- INSTRUCTION -
Take the data that follows and retype it word for word.

- DATA TO PROCESS -
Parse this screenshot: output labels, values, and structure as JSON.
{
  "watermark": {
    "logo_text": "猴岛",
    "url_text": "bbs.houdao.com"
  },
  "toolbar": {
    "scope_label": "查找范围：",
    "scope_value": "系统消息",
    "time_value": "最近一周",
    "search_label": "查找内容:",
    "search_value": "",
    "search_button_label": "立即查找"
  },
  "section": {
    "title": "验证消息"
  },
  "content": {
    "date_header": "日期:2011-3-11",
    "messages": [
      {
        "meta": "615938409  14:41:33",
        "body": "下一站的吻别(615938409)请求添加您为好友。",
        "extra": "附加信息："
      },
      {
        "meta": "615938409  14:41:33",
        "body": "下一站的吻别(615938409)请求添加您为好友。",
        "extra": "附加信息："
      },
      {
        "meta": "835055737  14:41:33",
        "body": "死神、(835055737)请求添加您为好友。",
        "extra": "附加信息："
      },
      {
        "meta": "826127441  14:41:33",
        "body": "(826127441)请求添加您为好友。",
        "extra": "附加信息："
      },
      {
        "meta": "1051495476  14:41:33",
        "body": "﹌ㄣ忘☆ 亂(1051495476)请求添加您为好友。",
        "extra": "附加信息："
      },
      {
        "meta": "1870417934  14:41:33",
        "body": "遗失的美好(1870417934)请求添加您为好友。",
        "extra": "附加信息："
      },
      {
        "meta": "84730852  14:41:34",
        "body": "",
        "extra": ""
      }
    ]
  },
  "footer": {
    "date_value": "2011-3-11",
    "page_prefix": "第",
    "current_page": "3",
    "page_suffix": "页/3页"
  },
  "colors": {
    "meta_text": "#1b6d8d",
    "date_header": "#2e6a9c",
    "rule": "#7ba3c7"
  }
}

- PROBLEM SOLUTION -
Parse this screenshot: output labels, values, and structure as JSON.
{
  "watermark": {
    "logo_text": "猴岛",
    "url_text": "bbs.houdao.com"
  },
  "toolbar": {
    "scope_label": "查找范围：",
    "scope_value": "系统消息",
    "time_value": "最近一周",
    "search_label": "查找内容:",
    "search_value": "",
    "search_button_label": "立即查找"
  },
  "section": {
    "title": "验证消息"
  },
  "content": {
    "date_header": "日期:2011-3-11",
    "messages": [
      {
        "meta": "615938409  14:41:33",
        "body": "下一站的吻别(615938409)请求添加您为好友。",
        "extra": "附加信息："
      },
      {
        "meta": "615938409  14:41:33",
        "body": "下一站的吻别(615938409)请求添加您为好友。",
        "extra": "附加信息："
      },
      {
        "meta": "835055737  14:41:33",
        "body": "死神、(835055737)请求添加您为好友。",
        "extra": "附加信息："
      },
      {
        "meta": "826127441  14:41:33",
        "body": "(826127441)请求添加您为好友。",
        "extra": "附加信息："
      },
      {
        "meta": "1051495476  14:41:33",
        "body": "﹌ㄣ忘☆ 亂(1051495476)请求添加您为好友。",
        "extra": "附加信息："
      },
      {
        "meta": "1870417934  14:41:33",
        "body": "遗失的美好(1870417934)请求添加您为好友。",
        "extra": "附加信息："
      },
      {
        "meta": "84730852  14:41:34",
        "body": "",
        "extra": ""
      }
    ]
  },
  "footer": {
    "date_value": "2011-3-11",
    "page_prefix": "第",
    "current_page": "3",
    "page_suffix": "页/3页"
  },
  "colors": {
    "meta_text": "#1b6d8d",
    "date_header": "#2e6a9c",
    "rule": "#7ba3c7"
  }
}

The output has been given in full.